**PROBLEM**.
Reproduce all the material exactly, minus any pictures it holds.

**GIVEN ENTRIES**.
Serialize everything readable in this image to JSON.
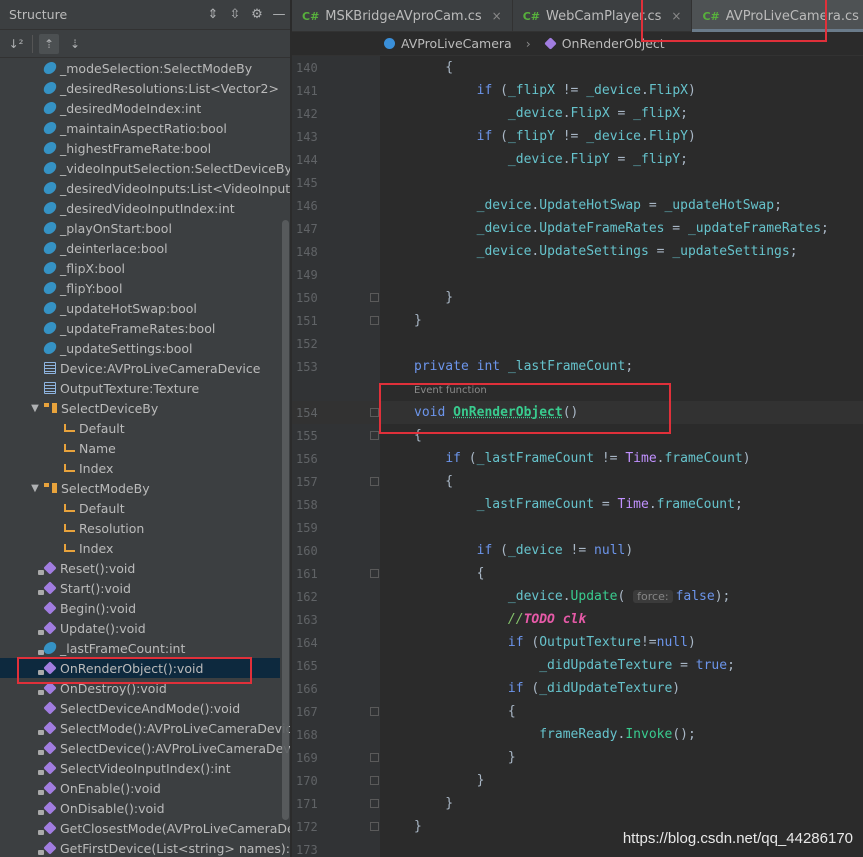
{
  "structure": {
    "title": "Structure",
    "items": [
      {
        "label": "_modeSelection:SelectModeBy",
        "icon": "field-icon",
        "level": 1
      },
      {
        "label": "_desiredResolutions:List<Vector2>",
        "icon": "field-icon",
        "level": 1
      },
      {
        "label": "_desiredModeIndex:int",
        "icon": "field-icon",
        "level": 1
      },
      {
        "label": "_maintainAspectRatio:bool",
        "icon": "field-icon",
        "level": 1
      },
      {
        "label": "_highestFrameRate:bool",
        "icon": "field-icon",
        "level": 1
      },
      {
        "label": "_videoInputSelection:SelectDeviceBy",
        "icon": "field-icon",
        "level": 1
      },
      {
        "label": "_desiredVideoInputs:List<VideoInput>",
        "icon": "field-icon",
        "level": 1
      },
      {
        "label": "_desiredVideoInputIndex:int",
        "icon": "field-icon",
        "level": 1
      },
      {
        "label": "_playOnStart:bool",
        "icon": "field-icon",
        "level": 1
      },
      {
        "label": "_deinterlace:bool",
        "icon": "field-icon",
        "level": 1
      },
      {
        "label": "_flipX:bool",
        "icon": "field-icon",
        "level": 1
      },
      {
        "label": "_flipY:bool",
        "icon": "field-icon",
        "level": 1
      },
      {
        "label": "_updateHotSwap:bool",
        "icon": "field-icon",
        "level": 1
      },
      {
        "label": "_updateFrameRates:bool",
        "icon": "field-icon",
        "level": 1
      },
      {
        "label": "_updateSettings:bool",
        "icon": "field-icon",
        "level": 1
      },
      {
        "label": "Device:AVProLiveCameraDevice",
        "icon": "property-icon",
        "level": 1
      },
      {
        "label": "OutputTexture:Texture",
        "icon": "property-icon",
        "level": 1
      },
      {
        "label": "SelectDeviceBy",
        "icon": "enum-icon",
        "level": 0,
        "expanded": true
      },
      {
        "label": "Default",
        "icon": "enum-member-icon",
        "level": 2
      },
      {
        "label": "Name",
        "icon": "enum-member-icon",
        "level": 2
      },
      {
        "label": "Index",
        "icon": "enum-member-icon",
        "level": 2
      },
      {
        "label": "SelectModeBy",
        "icon": "enum-icon",
        "level": 0,
        "expanded": true
      },
      {
        "label": "Default",
        "icon": "enum-member-icon",
        "level": 2
      },
      {
        "label": "Resolution",
        "icon": "enum-member-icon",
        "level": 2
      },
      {
        "label": "Index",
        "icon": "enum-member-icon",
        "level": 2
      },
      {
        "label": "Reset():void",
        "icon": "method-icon",
        "level": 1,
        "locked": true
      },
      {
        "label": "Start():void",
        "icon": "method-icon",
        "level": 1,
        "locked": true
      },
      {
        "label": "Begin():void",
        "icon": "method-icon",
        "level": 1
      },
      {
        "label": "Update():void",
        "icon": "method-icon",
        "level": 1,
        "locked": true
      },
      {
        "label": "_lastFrameCount:int",
        "icon": "field-icon",
        "level": 1,
        "locked": true
      },
      {
        "label": "OnRenderObject():void",
        "icon": "method-icon",
        "level": 1,
        "locked": true,
        "selected": true
      },
      {
        "label": "OnDestroy():void",
        "icon": "method-icon",
        "level": 1,
        "locked": true
      },
      {
        "label": "SelectDeviceAndMode():void",
        "icon": "method-icon",
        "level": 1
      },
      {
        "label": "SelectMode():AVProLiveCameraDeviceMode",
        "icon": "method-icon",
        "level": 1,
        "locked": true
      },
      {
        "label": "SelectDevice():AVProLiveCameraDevice",
        "icon": "method-icon",
        "level": 1,
        "locked": true
      },
      {
        "label": "SelectVideoInputIndex():int",
        "icon": "method-icon",
        "level": 1,
        "locked": true
      },
      {
        "label": "OnEnable():void",
        "icon": "method-icon",
        "level": 1,
        "locked": true
      },
      {
        "label": "OnDisable():void",
        "icon": "method-icon",
        "level": 1,
        "locked": true
      },
      {
        "label": "GetClosestMode(AVProLiveCameraDevice...",
        "icon": "method-icon",
        "level": 1,
        "locked": true
      },
      {
        "label": "GetFirstDevice(List<string> names):AVPro...",
        "icon": "method-icon",
        "level": 1,
        "locked": true
      }
    ]
  },
  "tabs": [
    {
      "lang": "C#",
      "label": "MSKBridgeAVproCam.cs",
      "active": false
    },
    {
      "lang": "C#",
      "label": "WebCamPlayer.cs",
      "active": false
    },
    {
      "lang": "C#",
      "label": "AVProLiveCamera.cs",
      "active": true
    }
  ],
  "breadcrumb": {
    "class_name": "AVProLiveCamera",
    "method_name": "OnRenderObject"
  },
  "editor": {
    "event_hint": "Event function",
    "param_hint": "force:",
    "lines": [
      {
        "n": "140"
      },
      {
        "n": "141"
      },
      {
        "n": "142"
      },
      {
        "n": "143"
      },
      {
        "n": "144"
      },
      {
        "n": "145"
      },
      {
        "n": "146"
      },
      {
        "n": "147"
      },
      {
        "n": "148"
      },
      {
        "n": "149"
      },
      {
        "n": "150"
      },
      {
        "n": "151"
      },
      {
        "n": "152"
      },
      {
        "n": "153"
      },
      {
        "n": "154"
      },
      {
        "n": "155"
      },
      {
        "n": "156"
      },
      {
        "n": "157"
      },
      {
        "n": "158"
      },
      {
        "n": "159"
      },
      {
        "n": "160"
      },
      {
        "n": "161"
      },
      {
        "n": "162"
      },
      {
        "n": "163"
      },
      {
        "n": "164"
      },
      {
        "n": "165"
      },
      {
        "n": "166"
      },
      {
        "n": "167"
      },
      {
        "n": "168"
      },
      {
        "n": "169"
      },
      {
        "n": "170"
      },
      {
        "n": "171"
      },
      {
        "n": "172"
      },
      {
        "n": "173"
      }
    ]
  },
  "watermark": "https://blog.csdn.net/qq_44286170"
}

**EXERCISE SOLUTION**.
Serialize everything readable in this image to JSON.
{
  "structure": {
    "title": "Structure",
    "items": [
      {
        "label": "_modeSelection:SelectModeBy",
        "icon": "field-icon",
        "level": 1
      },
      {
        "label": "_desiredResolutions:List<Vector2>",
        "icon": "field-icon",
        "level": 1
      },
      {
        "label": "_desiredModeIndex:int",
        "icon": "field-icon",
        "level": 1
      },
      {
        "label": "_maintainAspectRatio:bool",
        "icon": "field-icon",
        "level": 1
      },
      {
        "label": "_highestFrameRate:bool",
        "icon": "field-icon",
        "level": 1
      },
      {
        "label": "_videoInputSelection:SelectDeviceBy",
        "icon": "field-icon",
        "level": 1
      },
      {
        "label": "_desiredVideoInputs:List<VideoInput>",
        "icon": "field-icon",
        "level": 1
      },
      {
        "label": "_desiredVideoInputIndex:int",
        "icon": "field-icon",
        "level": 1
      },
      {
        "label": "_playOnStart:bool",
        "icon": "field-icon",
        "level": 1
      },
      {
        "label": "_deinterlace:bool",
        "icon": "field-icon",
        "level": 1
      },
      {
        "label": "_flipX:bool",
        "icon": "field-icon",
        "level": 1
      },
      {
        "label": "_flipY:bool",
        "icon": "field-icon",
        "level": 1
      },
      {
        "label": "_updateHotSwap:bool",
        "icon": "field-icon",
        "level": 1
      },
      {
        "label": "_updateFrameRates:bool",
        "icon": "field-icon",
        "level": 1
      },
      {
        "label": "_updateSettings:bool",
        "icon": "field-icon",
        "level": 1
      },
      {
        "label": "Device:AVProLiveCameraDevice",
        "icon": "property-icon",
        "level": 1
      },
      {
        "label": "OutputTexture:Texture",
        "icon": "property-icon",
        "level": 1
      },
      {
        "label": "SelectDeviceBy",
        "icon": "enum-icon",
        "level": 0,
        "expanded": true
      },
      {
        "label": "Default",
        "icon": "enum-member-icon",
        "level": 2
      },
      {
        "label": "Name",
        "icon": "enum-member-icon",
        "level": 2
      },
      {
        "label": "Index",
        "icon": "enum-member-icon",
        "level": 2
      },
      {
        "label": "SelectModeBy",
        "icon": "enum-icon",
        "level": 0,
        "expanded": true
      },
      {
        "label": "Default",
        "icon": "enum-member-icon",
        "level": 2
      },
      {
        "label": "Resolution",
        "icon": "enum-member-icon",
        "level": 2
      },
      {
        "label": "Index",
        "icon": "enum-member-icon",
        "level": 2
      },
      {
        "label": "Reset():void",
        "icon": "method-icon",
        "level": 1,
        "locked": true
      },
      {
        "label": "Start():void",
        "icon": "method-icon",
        "level": 1,
        "locked": true
      },
      {
        "label": "Begin():void",
        "icon": "method-icon",
        "level": 1
      },
      {
        "label": "Update():void",
        "icon": "method-icon",
        "level": 1,
        "locked": true
      },
      {
        "label": "_lastFrameCount:int",
        "icon": "field-icon",
        "level": 1,
        "locked": true
      },
      {
        "label": "OnRenderObject():void",
        "icon": "method-icon",
        "level": 1,
        "locked": true,
        "selected": true
      },
      {
        "label": "OnDestroy():void",
        "icon": "method-icon",
        "level": 1,
        "locked": true
      },
      {
        "label": "SelectDeviceAndMode():void",
        "icon": "method-icon",
        "level": 1
      },
      {
        "label": "SelectMode():AVProLiveCameraDeviceMode",
        "icon": "method-icon",
        "level": 1,
        "locked": true
      },
      {
        "label": "SelectDevice():AVProLiveCameraDevice",
        "icon": "method-icon",
        "level": 1,
        "locked": true
      },
      {
        "label": "SelectVideoInputIndex():int",
        "icon": "method-icon",
        "level": 1,
        "locked": true
      },
      {
        "label": "OnEnable():void",
        "icon": "method-icon",
        "level": 1,
        "locked": true
      },
      {
        "label": "OnDisable():void",
        "icon": "method-icon",
        "level": 1,
        "locked": true
      },
      {
        "label": "GetClosestMode(AVProLiveCameraDevice...",
        "icon": "method-icon",
        "level": 1,
        "locked": true
      },
      {
        "label": "GetFirstDevice(List<string> names):AVPro...",
        "icon": "method-icon",
        "level": 1,
        "locked": true
      }
    ]
  },
  "tabs": [
    {
      "lang": "C#",
      "label": "MSKBridgeAVproCam.cs",
      "active": false
    },
    {
      "lang": "C#",
      "label": "WebCamPlayer.cs",
      "active": false
    },
    {
      "lang": "C#",
      "label": "AVProLiveCamera.cs",
      "active": true
    }
  ],
  "breadcrumb": {
    "class_name": "AVProLiveCamera",
    "method_name": "OnRenderObject"
  },
  "editor": {
    "event_hint": "Event function",
    "param_hint": "force:",
    "lines": [
      {
        "n": "140"
      },
      {
        "n": "141"
      },
      {
        "n": "142"
      },
      {
        "n": "143"
      },
      {
        "n": "144"
      },
      {
        "n": "145"
      },
      {
        "n": "146"
      },
      {
        "n": "147"
      },
      {
        "n": "148"
      },
      {
        "n": "149"
      },
      {
        "n": "150"
      },
      {
        "n": "151"
      },
      {
        "n": "152"
      },
      {
        "n": "153"
      },
      {
        "n": "154"
      },
      {
        "n": "155"
      },
      {
        "n": "156"
      },
      {
        "n": "157"
      },
      {
        "n": "158"
      },
      {
        "n": "159"
      },
      {
        "n": "160"
      },
      {
        "n": "161"
      },
      {
        "n": "162"
      },
      {
        "n": "163"
      },
      {
        "n": "164"
      },
      {
        "n": "165"
      },
      {
        "n": "166"
      },
      {
        "n": "167"
      },
      {
        "n": "168"
      },
      {
        "n": "169"
      },
      {
        "n": "170"
      },
      {
        "n": "171"
      },
      {
        "n": "172"
      },
      {
        "n": "173"
      }
    ]
  },
  "watermark": "https://blog.csdn.net/qq_44286170"
}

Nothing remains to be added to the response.